◆ Material

****************

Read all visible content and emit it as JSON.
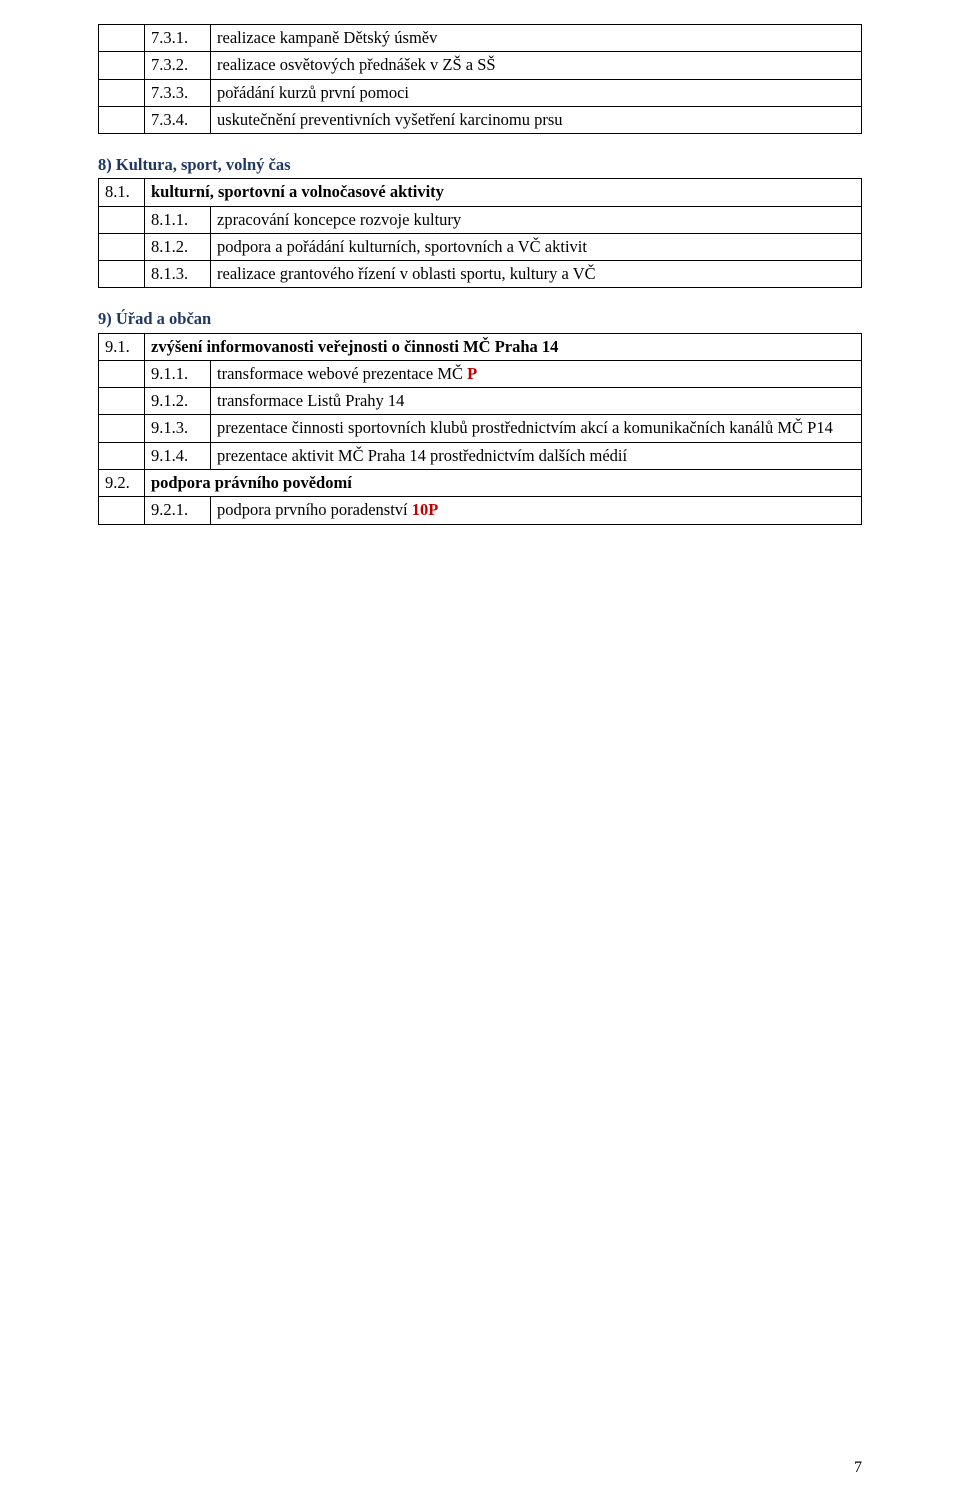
{
  "table7": {
    "col_widths": {
      "a": 46,
      "b": 66
    },
    "rows": [
      {
        "a": "",
        "b": "7.3.1.",
        "c": "realizace kampaně Dětský úsměv"
      },
      {
        "a": "",
        "b": "7.3.2.",
        "c": "realizace osvětových přednášek v ZŠ a SŠ"
      },
      {
        "a": "",
        "b": "7.3.3.",
        "c": "pořádání kurzů první pomoci"
      },
      {
        "a": "",
        "b": "7.3.4.",
        "c": "uskutečnění preventivních vyšetření karcinomu prsu"
      }
    ]
  },
  "section8": {
    "heading": "8) Kultura, sport, volný čas",
    "rows": [
      {
        "a": "8.1.",
        "b": "",
        "c": "kulturní, sportovní a volnočasové aktivity",
        "bold": true
      },
      {
        "a": "",
        "b": "8.1.1.",
        "c": "zpracování koncepce rozvoje kultury"
      },
      {
        "a": "",
        "b": "8.1.2.",
        "c": "podpora a pořádání kulturních, sportovních a VČ aktivit"
      },
      {
        "a": "",
        "b": "8.1.3.",
        "c": "realizace grantového řízení v oblasti sportu, kultury a VČ"
      }
    ]
  },
  "section9": {
    "heading": "9) Úřad a občan",
    "rows": [
      {
        "a": "9.1.",
        "b": "",
        "c": "zvýšení informovanosti veřejnosti o činnosti MČ Praha 14",
        "bold": true
      },
      {
        "a": "",
        "b": "9.1.1.",
        "c_prefix": "transformace webové prezentace MČ ",
        "c_suffix": "P",
        "suffix_red": true
      },
      {
        "a": "",
        "b": "9.1.2.",
        "c": "transformace Listů Prahy 14"
      },
      {
        "a": "",
        "b": "9.1.3.",
        "c": "prezentace činnosti sportovních klubů prostřednictvím akcí a komunikačních kanálů MČ P14"
      },
      {
        "a": "",
        "b": "9.1.4.",
        "c": "prezentace aktivit MČ Praha 14 prostřednictvím dalších médií"
      },
      {
        "a": "9.2.",
        "b": "",
        "c": "podpora právního povědomí",
        "bold": true
      },
      {
        "a": "",
        "b": "9.2.1.",
        "c_prefix": "podpora prvního poradenství ",
        "c_suffix": "10P",
        "suffix_red": true
      }
    ]
  },
  "page_number": "7"
}
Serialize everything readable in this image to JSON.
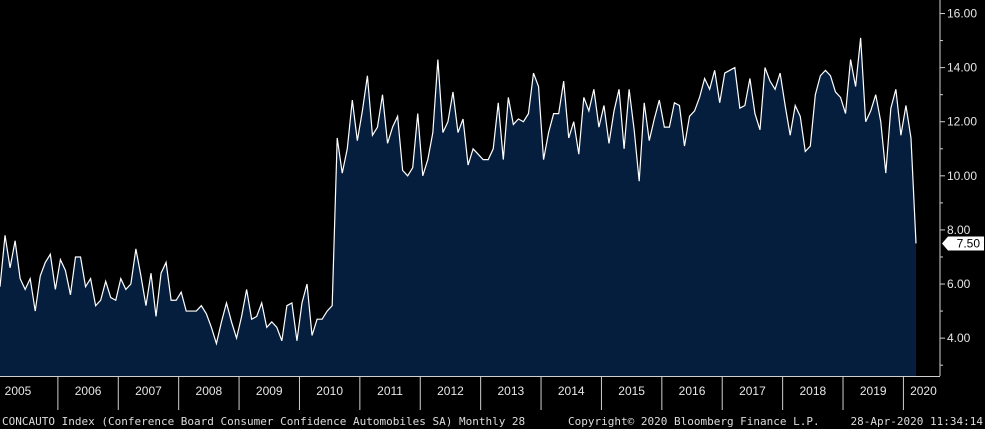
{
  "colors": {
    "background": "#000000",
    "area": "#061e3d",
    "line": "#ffffff",
    "axis": "#cfcfcf",
    "label_box": "#ffffff"
  },
  "footer": {
    "left": "CONCAUTO Index (Conference Board Consumer Confidence Automobiles SA)  Monthly 28",
    "center": "Copyright© 2020 Bloomberg Finance L.P.",
    "right": "28-Apr-2020 11:34:14"
  },
  "last_value_label": "7.50",
  "chart_data": {
    "type": "area",
    "title": "",
    "xlabel": "",
    "ylabel": "",
    "ylim": [
      2.6,
      16.5
    ],
    "y_ticks": [
      "16.00",
      "14.00",
      "12.00",
      "10.00",
      "8.00",
      "6.00",
      "4.00"
    ],
    "x_ticks": [
      "2005",
      "2006",
      "2007",
      "2008",
      "2009",
      "2010",
      "2011",
      "2012",
      "2013",
      "2014",
      "2015",
      "2016",
      "2017",
      "2018",
      "2019",
      "2020"
    ],
    "x_start": "2005-01",
    "frequency": "monthly",
    "values": [
      5.9,
      7.8,
      6.6,
      7.6,
      6.2,
      5.8,
      6.2,
      5.0,
      6.3,
      6.8,
      7.1,
      5.8,
      6.9,
      6.5,
      5.6,
      7.0,
      7.0,
      5.9,
      6.2,
      5.2,
      5.4,
      6.1,
      5.5,
      5.4,
      6.2,
      5.8,
      6.0,
      7.3,
      6.3,
      5.2,
      6.4,
      4.8,
      6.4,
      6.8,
      5.4,
      5.4,
      5.7,
      5.0,
      5.0,
      5.0,
      5.2,
      4.9,
      4.4,
      3.8,
      4.6,
      5.3,
      4.6,
      4.0,
      4.8,
      5.8,
      4.7,
      4.8,
      5.3,
      4.4,
      4.6,
      4.4,
      3.9,
      5.2,
      5.3,
      3.9,
      5.3,
      6.0,
      4.1,
      4.7,
      4.7,
      5.0,
      5.2,
      11.4,
      10.1,
      11.0,
      12.8,
      11.3,
      12.4,
      13.7,
      11.5,
      11.8,
      13.0,
      11.2,
      11.8,
      12.2,
      10.2,
      10.0,
      10.3,
      12.3,
      10.0,
      10.6,
      11.6,
      14.3,
      11.6,
      12.0,
      13.1,
      11.6,
      12.1,
      10.4,
      11.0,
      10.8,
      10.6,
      10.6,
      11.0,
      12.7,
      10.6,
      12.9,
      11.9,
      12.1,
      12.0,
      12.3,
      13.8,
      13.3,
      10.6,
      11.6,
      12.3,
      12.3,
      13.5,
      11.4,
      12.0,
      10.8,
      12.9,
      12.4,
      13.2,
      11.8,
      12.6,
      11.2,
      12.4,
      13.2,
      11.0,
      13.2,
      11.7,
      9.8,
      12.7,
      11.3,
      12.1,
      12.8,
      11.8,
      11.8,
      12.7,
      12.6,
      11.1,
      12.2,
      12.4,
      12.9,
      13.6,
      13.2,
      13.9,
      12.7,
      13.8,
      13.9,
      14.0,
      12.5,
      12.6,
      13.6,
      12.3,
      11.7,
      14.0,
      13.5,
      13.2,
      13.8,
      12.6,
      11.5,
      12.6,
      12.2,
      10.9,
      11.1,
      13.0,
      13.7,
      13.9,
      13.7,
      13.1,
      12.9,
      12.3,
      14.3,
      13.3,
      15.1,
      12.0,
      12.4,
      13.0,
      12.0,
      10.1,
      12.5,
      13.2,
      11.5,
      12.6,
      11.4,
      7.5
    ]
  }
}
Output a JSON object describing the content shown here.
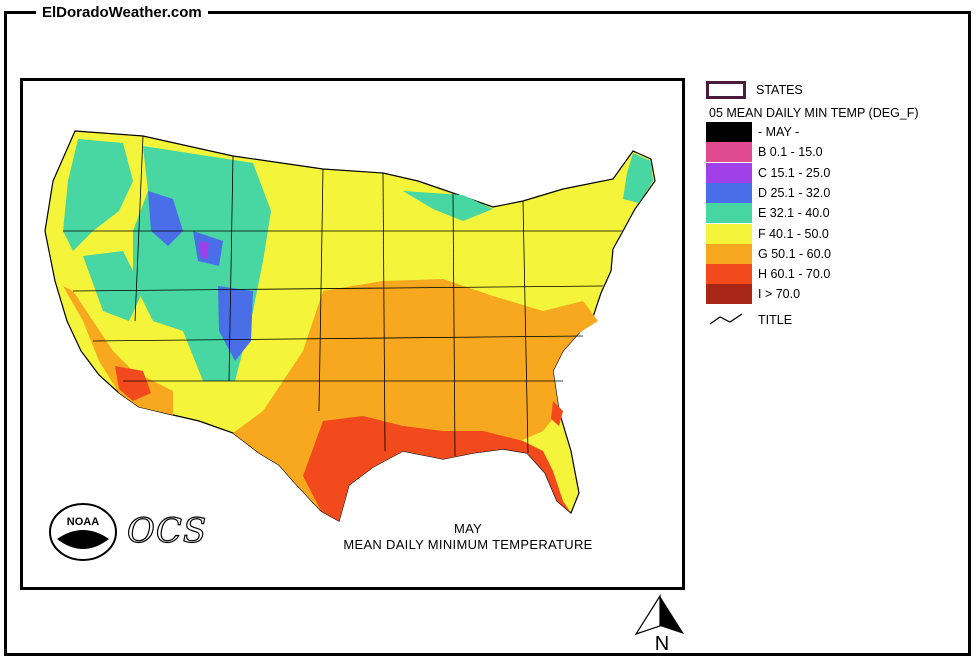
{
  "site_title": "ElDoradoWeather.com",
  "map": {
    "caption_month": "MAY",
    "caption_title": "MEAN DAILY MINIMUM TEMPERATURE",
    "logo_noaa": "NOAA",
    "logo_ocs": "OCS"
  },
  "legend": {
    "states_label": "STATES",
    "title": "05 MEAN DAILY MIN TEMP (DEG_F)",
    "classes": [
      {
        "label": "- MAY -",
        "color": "#000000"
      },
      {
        "label": "B 0.1 - 15.0",
        "color": "#e04a8f"
      },
      {
        "label": "C 15.1 - 25.0",
        "color": "#a040e8"
      },
      {
        "label": "D 25.1 - 32.0",
        "color": "#4a6ee8"
      },
      {
        "label": "E 32.1 - 40.0",
        "color": "#48d6a2"
      },
      {
        "label": "F 40.1 - 50.0",
        "color": "#f4f43a"
      },
      {
        "label": "G 50.1 - 60.0",
        "color": "#f7a81e"
      },
      {
        "label": "H 60.1 - 70.0",
        "color": "#f24a1c"
      },
      {
        "label": "I > 70.0",
        "color": "#a82616"
      }
    ],
    "title_line_label": "TITLE"
  },
  "north_label": "N"
}
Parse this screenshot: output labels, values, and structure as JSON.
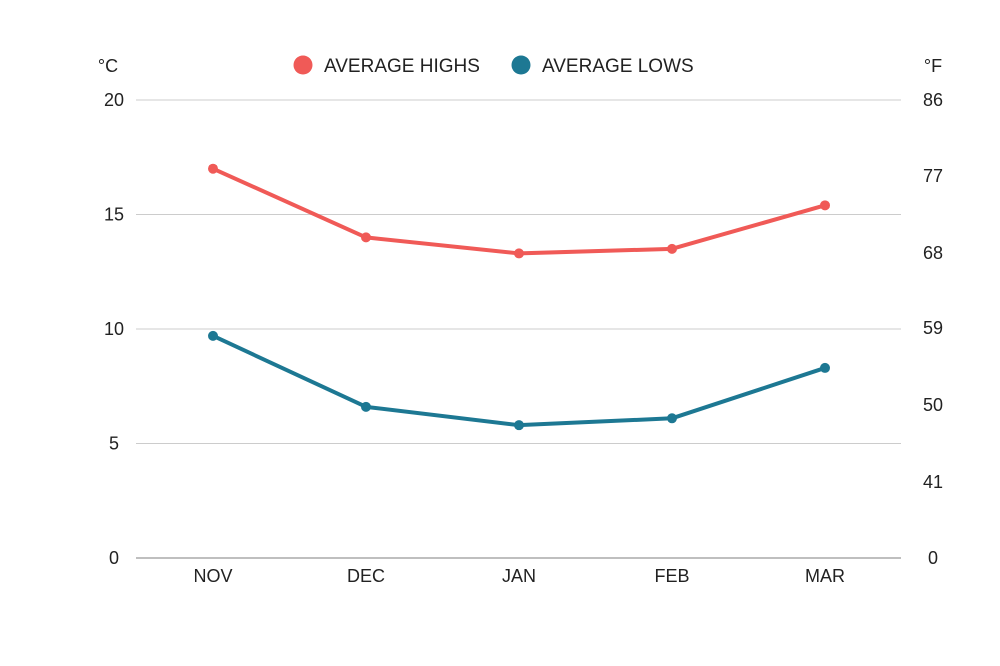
{
  "chart_data": {
    "type": "line",
    "categories": [
      "NOV",
      "DEC",
      "JAN",
      "FEB",
      "MAR"
    ],
    "series": [
      {
        "name": "AVERAGE HIGHS",
        "color": "#f05a57",
        "values": [
          17.0,
          14.0,
          13.3,
          13.5,
          15.4
        ]
      },
      {
        "name": "AVERAGE LOWS",
        "color": "#1d7893",
        "values": [
          9.7,
          6.6,
          5.8,
          6.1,
          8.3
        ]
      }
    ],
    "left_axis": {
      "unit": "°C",
      "ylim": [
        0,
        20
      ],
      "ticks": [
        "0",
        "5",
        "10",
        "15",
        "20"
      ]
    },
    "right_axis": {
      "unit": "°F",
      "ticks": [
        "0",
        "41",
        "50",
        "59",
        "68",
        "77",
        "86"
      ]
    },
    "legend_position": "top-center",
    "grid": true
  }
}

****************

Retype exactly the lines from the one containing "Parse this screenshot: output" through the last line of the records above, both included, and leave out any pictures.

◆ Solution
Parse this screenshot: output labels, values, and structure as JSON.
{
  "chart_data": {
    "type": "line",
    "categories": [
      "NOV",
      "DEC",
      "JAN",
      "FEB",
      "MAR"
    ],
    "series": [
      {
        "name": "AVERAGE HIGHS",
        "color": "#f05a57",
        "values": [
          17.0,
          14.0,
          13.3,
          13.5,
          15.4
        ]
      },
      {
        "name": "AVERAGE LOWS",
        "color": "#1d7893",
        "values": [
          9.7,
          6.6,
          5.8,
          6.1,
          8.3
        ]
      }
    ],
    "left_axis": {
      "unit": "°C",
      "ylim": [
        0,
        20
      ],
      "ticks": [
        "0",
        "5",
        "10",
        "15",
        "20"
      ]
    },
    "right_axis": {
      "unit": "°F",
      "ticks": [
        "0",
        "41",
        "50",
        "59",
        "68",
        "77",
        "86"
      ]
    },
    "legend_position": "top-center",
    "grid": true
  }
}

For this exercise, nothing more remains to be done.